(GIVEN REQUEST) Would you transcribe the whole listing exactly, minus its pictures?

(ENTRIES)
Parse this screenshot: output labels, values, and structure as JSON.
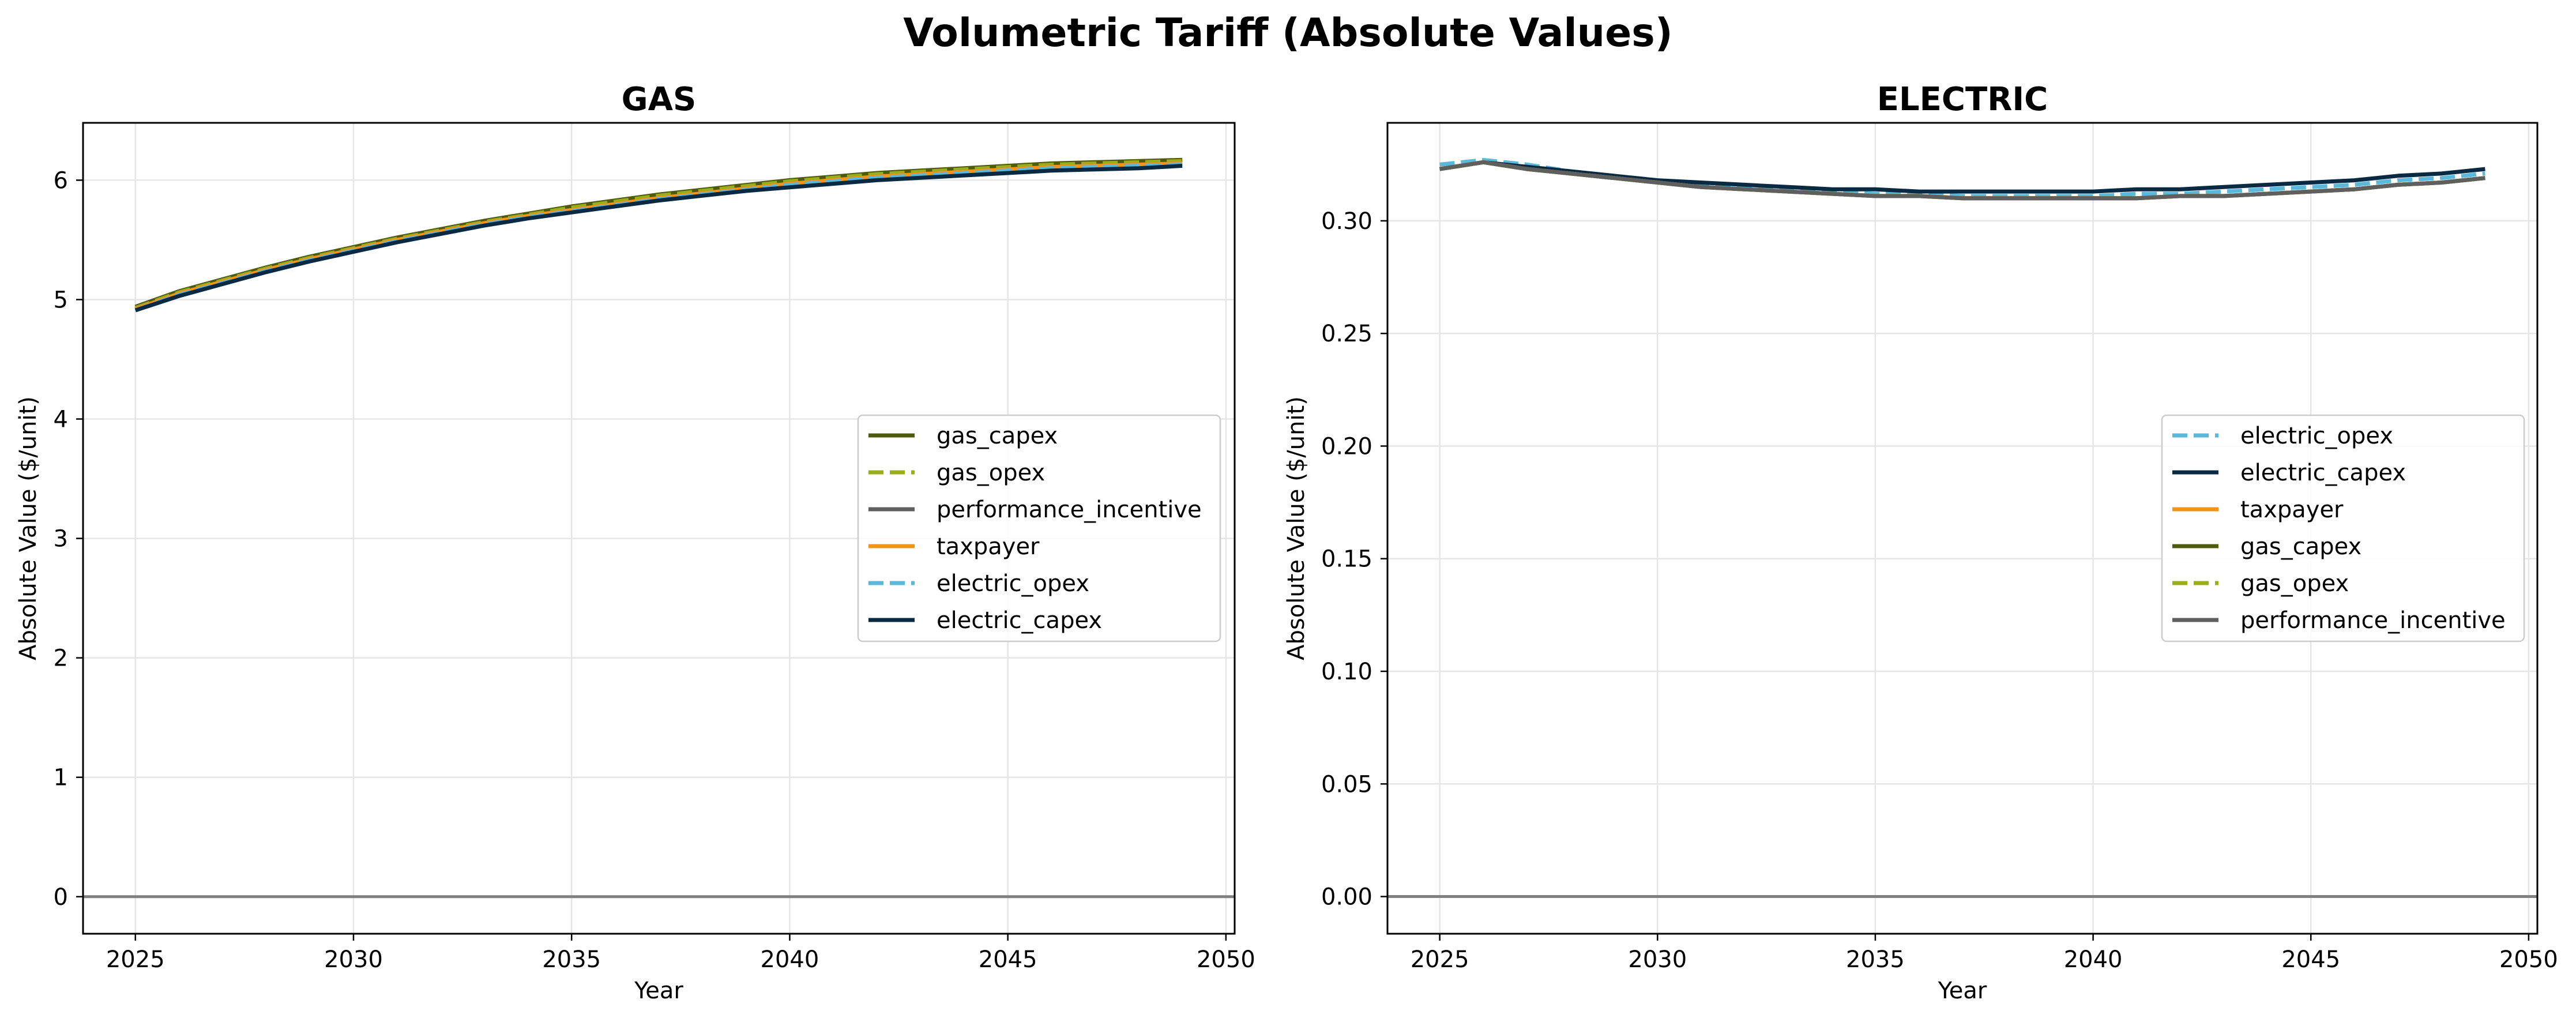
{
  "figure": {
    "title": "Volumetric Tariff (Absolute Values)"
  },
  "colors": {
    "gas_capex": "#4d5b0a",
    "gas_opex": "#9aae1c",
    "performance_incentive": "#5f5f5f",
    "taxpayer": "#f29418",
    "electric_opex": "#5ab9da",
    "electric_capex": "#0a2a43",
    "zero_line": "#808080",
    "grid": "#e6e6e6"
  },
  "chart_data": [
    {
      "type": "line",
      "title": "GAS",
      "xlabel": "Year",
      "ylabel": "Absolute Value ($/unit)",
      "xlim": [
        2023.8,
        2050.2
      ],
      "ylim": [
        -0.31,
        6.48
      ],
      "xticks": [
        2025,
        2030,
        2035,
        2040,
        2045,
        2050
      ],
      "yticks": [
        0,
        1,
        2,
        3,
        4,
        5,
        6
      ],
      "ytick_labels": [
        "0",
        "1",
        "2",
        "3",
        "4",
        "5",
        "6"
      ],
      "grid": true,
      "legend_position": "center-right",
      "x": [
        2025,
        2026,
        2027,
        2028,
        2029,
        2030,
        2031,
        2032,
        2033,
        2034,
        2035,
        2036,
        2037,
        2038,
        2039,
        2040,
        2041,
        2042,
        2043,
        2044,
        2045,
        2046,
        2047,
        2048,
        2049
      ],
      "series": [
        {
          "name": "gas_capex",
          "style": "solid",
          "values": [
            4.94,
            5.07,
            5.17,
            5.27,
            5.36,
            5.44,
            5.52,
            5.59,
            5.66,
            5.72,
            5.78,
            5.83,
            5.88,
            5.92,
            5.96,
            6.0,
            6.03,
            6.06,
            6.08,
            6.1,
            6.12,
            6.14,
            6.15,
            6.16,
            6.17
          ]
        },
        {
          "name": "gas_opex",
          "style": "dashed",
          "values": [
            4.93,
            5.06,
            5.16,
            5.26,
            5.35,
            5.43,
            5.51,
            5.58,
            5.65,
            5.71,
            5.77,
            5.82,
            5.87,
            5.91,
            5.95,
            5.99,
            6.02,
            6.05,
            6.07,
            6.09,
            6.11,
            6.13,
            6.14,
            6.15,
            6.16
          ]
        },
        {
          "name": "performance_incentive",
          "style": "solid",
          "values": [
            4.92,
            5.05,
            5.15,
            5.25,
            5.34,
            5.42,
            5.5,
            5.57,
            5.64,
            5.7,
            5.75,
            5.8,
            5.85,
            5.89,
            5.93,
            5.97,
            6.0,
            6.03,
            6.05,
            6.07,
            6.09,
            6.11,
            6.12,
            6.13,
            6.14
          ]
        },
        {
          "name": "taxpayer",
          "style": "solid",
          "values": [
            4.92,
            5.05,
            5.15,
            5.25,
            5.34,
            5.42,
            5.5,
            5.57,
            5.64,
            5.7,
            5.75,
            5.8,
            5.85,
            5.89,
            5.93,
            5.97,
            6.0,
            6.03,
            6.05,
            6.07,
            6.09,
            6.11,
            6.12,
            6.13,
            6.14
          ]
        },
        {
          "name": "electric_opex",
          "style": "dashed",
          "values": [
            4.91,
            5.04,
            5.14,
            5.24,
            5.33,
            5.41,
            5.49,
            5.56,
            5.63,
            5.69,
            5.74,
            5.79,
            5.84,
            5.88,
            5.92,
            5.96,
            5.99,
            6.02,
            6.04,
            6.06,
            6.08,
            6.1,
            6.11,
            6.12,
            6.13
          ]
        },
        {
          "name": "electric_capex",
          "style": "solid",
          "values": [
            4.91,
            5.03,
            5.13,
            5.23,
            5.32,
            5.4,
            5.48,
            5.55,
            5.62,
            5.68,
            5.73,
            5.78,
            5.83,
            5.87,
            5.91,
            5.94,
            5.97,
            6.0,
            6.02,
            6.04,
            6.06,
            6.08,
            6.09,
            6.1,
            6.12
          ]
        }
      ]
    },
    {
      "type": "line",
      "title": "ELECTRIC",
      "xlabel": "Year",
      "ylabel": "Absolute Value ($/unit)",
      "xlim": [
        2023.8,
        2050.2
      ],
      "ylim": [
        -0.0165,
        0.3435
      ],
      "xticks": [
        2025,
        2030,
        2035,
        2040,
        2045,
        2050
      ],
      "yticks": [
        0.0,
        0.05,
        0.1,
        0.15,
        0.2,
        0.25,
        0.3
      ],
      "ytick_labels": [
        "0.00",
        "0.05",
        "0.10",
        "0.15",
        "0.20",
        "0.25",
        "0.30"
      ],
      "grid": true,
      "legend_position": "center-right",
      "x": [
        2025,
        2026,
        2027,
        2028,
        2029,
        2030,
        2031,
        2032,
        2033,
        2034,
        2035,
        2036,
        2037,
        2038,
        2039,
        2040,
        2041,
        2042,
        2043,
        2044,
        2045,
        2046,
        2047,
        2048,
        2049
      ],
      "series": [
        {
          "name": "electric_opex",
          "style": "dashed",
          "values": [
            0.325,
            0.327,
            0.325,
            0.322,
            0.32,
            0.318,
            0.316,
            0.315,
            0.314,
            0.313,
            0.312,
            0.312,
            0.311,
            0.311,
            0.311,
            0.311,
            0.312,
            0.312,
            0.313,
            0.314,
            0.315,
            0.316,
            0.318,
            0.319,
            0.321
          ]
        },
        {
          "name": "electric_capex",
          "style": "solid",
          "values": [
            0.323,
            0.326,
            0.324,
            0.322,
            0.32,
            0.318,
            0.317,
            0.316,
            0.315,
            0.314,
            0.314,
            0.313,
            0.313,
            0.313,
            0.313,
            0.313,
            0.314,
            0.314,
            0.315,
            0.316,
            0.317,
            0.318,
            0.32,
            0.321,
            0.323
          ]
        },
        {
          "name": "taxpayer",
          "style": "solid",
          "values": [
            0.323,
            0.326,
            0.323,
            0.321,
            0.319,
            0.317,
            0.315,
            0.314,
            0.313,
            0.312,
            0.311,
            0.311,
            0.31,
            0.31,
            0.31,
            0.31,
            0.31,
            0.311,
            0.311,
            0.312,
            0.313,
            0.314,
            0.316,
            0.317,
            0.319
          ]
        },
        {
          "name": "gas_capex",
          "style": "solid",
          "values": [
            0.323,
            0.326,
            0.323,
            0.321,
            0.319,
            0.317,
            0.315,
            0.314,
            0.313,
            0.312,
            0.311,
            0.311,
            0.31,
            0.31,
            0.31,
            0.31,
            0.31,
            0.311,
            0.311,
            0.312,
            0.313,
            0.314,
            0.316,
            0.317,
            0.319
          ]
        },
        {
          "name": "gas_opex",
          "style": "dashed",
          "values": [
            0.323,
            0.326,
            0.323,
            0.321,
            0.319,
            0.317,
            0.315,
            0.314,
            0.313,
            0.312,
            0.311,
            0.311,
            0.31,
            0.31,
            0.31,
            0.31,
            0.31,
            0.311,
            0.311,
            0.312,
            0.313,
            0.314,
            0.316,
            0.317,
            0.319
          ]
        },
        {
          "name": "performance_incentive",
          "style": "solid",
          "values": [
            0.323,
            0.326,
            0.323,
            0.321,
            0.319,
            0.317,
            0.315,
            0.314,
            0.313,
            0.312,
            0.311,
            0.311,
            0.31,
            0.31,
            0.31,
            0.31,
            0.31,
            0.311,
            0.311,
            0.312,
            0.313,
            0.314,
            0.316,
            0.317,
            0.319
          ]
        }
      ]
    }
  ]
}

(FULL OUTPUT)
Parse this screenshot: output labels, values, and structure as JSON.
{
  "figure": {
    "title": "Volumetric Tariff (Absolute Values)"
  },
  "colors": {
    "gas_capex": "#4d5b0a",
    "gas_opex": "#9aae1c",
    "performance_incentive": "#5f5f5f",
    "taxpayer": "#f29418",
    "electric_opex": "#5ab9da",
    "electric_capex": "#0a2a43",
    "zero_line": "#808080",
    "grid": "#e6e6e6"
  },
  "chart_data": [
    {
      "type": "line",
      "title": "GAS",
      "xlabel": "Year",
      "ylabel": "Absolute Value ($/unit)",
      "xlim": [
        2023.8,
        2050.2
      ],
      "ylim": [
        -0.31,
        6.48
      ],
      "xticks": [
        2025,
        2030,
        2035,
        2040,
        2045,
        2050
      ],
      "yticks": [
        0,
        1,
        2,
        3,
        4,
        5,
        6
      ],
      "ytick_labels": [
        "0",
        "1",
        "2",
        "3",
        "4",
        "5",
        "6"
      ],
      "grid": true,
      "legend_position": "center-right",
      "x": [
        2025,
        2026,
        2027,
        2028,
        2029,
        2030,
        2031,
        2032,
        2033,
        2034,
        2035,
        2036,
        2037,
        2038,
        2039,
        2040,
        2041,
        2042,
        2043,
        2044,
        2045,
        2046,
        2047,
        2048,
        2049
      ],
      "series": [
        {
          "name": "gas_capex",
          "style": "solid",
          "values": [
            4.94,
            5.07,
            5.17,
            5.27,
            5.36,
            5.44,
            5.52,
            5.59,
            5.66,
            5.72,
            5.78,
            5.83,
            5.88,
            5.92,
            5.96,
            6.0,
            6.03,
            6.06,
            6.08,
            6.1,
            6.12,
            6.14,
            6.15,
            6.16,
            6.17
          ]
        },
        {
          "name": "gas_opex",
          "style": "dashed",
          "values": [
            4.93,
            5.06,
            5.16,
            5.26,
            5.35,
            5.43,
            5.51,
            5.58,
            5.65,
            5.71,
            5.77,
            5.82,
            5.87,
            5.91,
            5.95,
            5.99,
            6.02,
            6.05,
            6.07,
            6.09,
            6.11,
            6.13,
            6.14,
            6.15,
            6.16
          ]
        },
        {
          "name": "performance_incentive",
          "style": "solid",
          "values": [
            4.92,
            5.05,
            5.15,
            5.25,
            5.34,
            5.42,
            5.5,
            5.57,
            5.64,
            5.7,
            5.75,
            5.8,
            5.85,
            5.89,
            5.93,
            5.97,
            6.0,
            6.03,
            6.05,
            6.07,
            6.09,
            6.11,
            6.12,
            6.13,
            6.14
          ]
        },
        {
          "name": "taxpayer",
          "style": "solid",
          "values": [
            4.92,
            5.05,
            5.15,
            5.25,
            5.34,
            5.42,
            5.5,
            5.57,
            5.64,
            5.7,
            5.75,
            5.8,
            5.85,
            5.89,
            5.93,
            5.97,
            6.0,
            6.03,
            6.05,
            6.07,
            6.09,
            6.11,
            6.12,
            6.13,
            6.14
          ]
        },
        {
          "name": "electric_opex",
          "style": "dashed",
          "values": [
            4.91,
            5.04,
            5.14,
            5.24,
            5.33,
            5.41,
            5.49,
            5.56,
            5.63,
            5.69,
            5.74,
            5.79,
            5.84,
            5.88,
            5.92,
            5.96,
            5.99,
            6.02,
            6.04,
            6.06,
            6.08,
            6.1,
            6.11,
            6.12,
            6.13
          ]
        },
        {
          "name": "electric_capex",
          "style": "solid",
          "values": [
            4.91,
            5.03,
            5.13,
            5.23,
            5.32,
            5.4,
            5.48,
            5.55,
            5.62,
            5.68,
            5.73,
            5.78,
            5.83,
            5.87,
            5.91,
            5.94,
            5.97,
            6.0,
            6.02,
            6.04,
            6.06,
            6.08,
            6.09,
            6.1,
            6.12
          ]
        }
      ]
    },
    {
      "type": "line",
      "title": "ELECTRIC",
      "xlabel": "Year",
      "ylabel": "Absolute Value ($/unit)",
      "xlim": [
        2023.8,
        2050.2
      ],
      "ylim": [
        -0.0165,
        0.3435
      ],
      "xticks": [
        2025,
        2030,
        2035,
        2040,
        2045,
        2050
      ],
      "yticks": [
        0.0,
        0.05,
        0.1,
        0.15,
        0.2,
        0.25,
        0.3
      ],
      "ytick_labels": [
        "0.00",
        "0.05",
        "0.10",
        "0.15",
        "0.20",
        "0.25",
        "0.30"
      ],
      "grid": true,
      "legend_position": "center-right",
      "x": [
        2025,
        2026,
        2027,
        2028,
        2029,
        2030,
        2031,
        2032,
        2033,
        2034,
        2035,
        2036,
        2037,
        2038,
        2039,
        2040,
        2041,
        2042,
        2043,
        2044,
        2045,
        2046,
        2047,
        2048,
        2049
      ],
      "series": [
        {
          "name": "electric_opex",
          "style": "dashed",
          "values": [
            0.325,
            0.327,
            0.325,
            0.322,
            0.32,
            0.318,
            0.316,
            0.315,
            0.314,
            0.313,
            0.312,
            0.312,
            0.311,
            0.311,
            0.311,
            0.311,
            0.312,
            0.312,
            0.313,
            0.314,
            0.315,
            0.316,
            0.318,
            0.319,
            0.321
          ]
        },
        {
          "name": "electric_capex",
          "style": "solid",
          "values": [
            0.323,
            0.326,
            0.324,
            0.322,
            0.32,
            0.318,
            0.317,
            0.316,
            0.315,
            0.314,
            0.314,
            0.313,
            0.313,
            0.313,
            0.313,
            0.313,
            0.314,
            0.314,
            0.315,
            0.316,
            0.317,
            0.318,
            0.32,
            0.321,
            0.323
          ]
        },
        {
          "name": "taxpayer",
          "style": "solid",
          "values": [
            0.323,
            0.326,
            0.323,
            0.321,
            0.319,
            0.317,
            0.315,
            0.314,
            0.313,
            0.312,
            0.311,
            0.311,
            0.31,
            0.31,
            0.31,
            0.31,
            0.31,
            0.311,
            0.311,
            0.312,
            0.313,
            0.314,
            0.316,
            0.317,
            0.319
          ]
        },
        {
          "name": "gas_capex",
          "style": "solid",
          "values": [
            0.323,
            0.326,
            0.323,
            0.321,
            0.319,
            0.317,
            0.315,
            0.314,
            0.313,
            0.312,
            0.311,
            0.311,
            0.31,
            0.31,
            0.31,
            0.31,
            0.31,
            0.311,
            0.311,
            0.312,
            0.313,
            0.314,
            0.316,
            0.317,
            0.319
          ]
        },
        {
          "name": "gas_opex",
          "style": "dashed",
          "values": [
            0.323,
            0.326,
            0.323,
            0.321,
            0.319,
            0.317,
            0.315,
            0.314,
            0.313,
            0.312,
            0.311,
            0.311,
            0.31,
            0.31,
            0.31,
            0.31,
            0.31,
            0.311,
            0.311,
            0.312,
            0.313,
            0.314,
            0.316,
            0.317,
            0.319
          ]
        },
        {
          "name": "performance_incentive",
          "style": "solid",
          "values": [
            0.323,
            0.326,
            0.323,
            0.321,
            0.319,
            0.317,
            0.315,
            0.314,
            0.313,
            0.312,
            0.311,
            0.311,
            0.31,
            0.31,
            0.31,
            0.31,
            0.31,
            0.311,
            0.311,
            0.312,
            0.313,
            0.314,
            0.316,
            0.317,
            0.319
          ]
        }
      ]
    }
  ]
}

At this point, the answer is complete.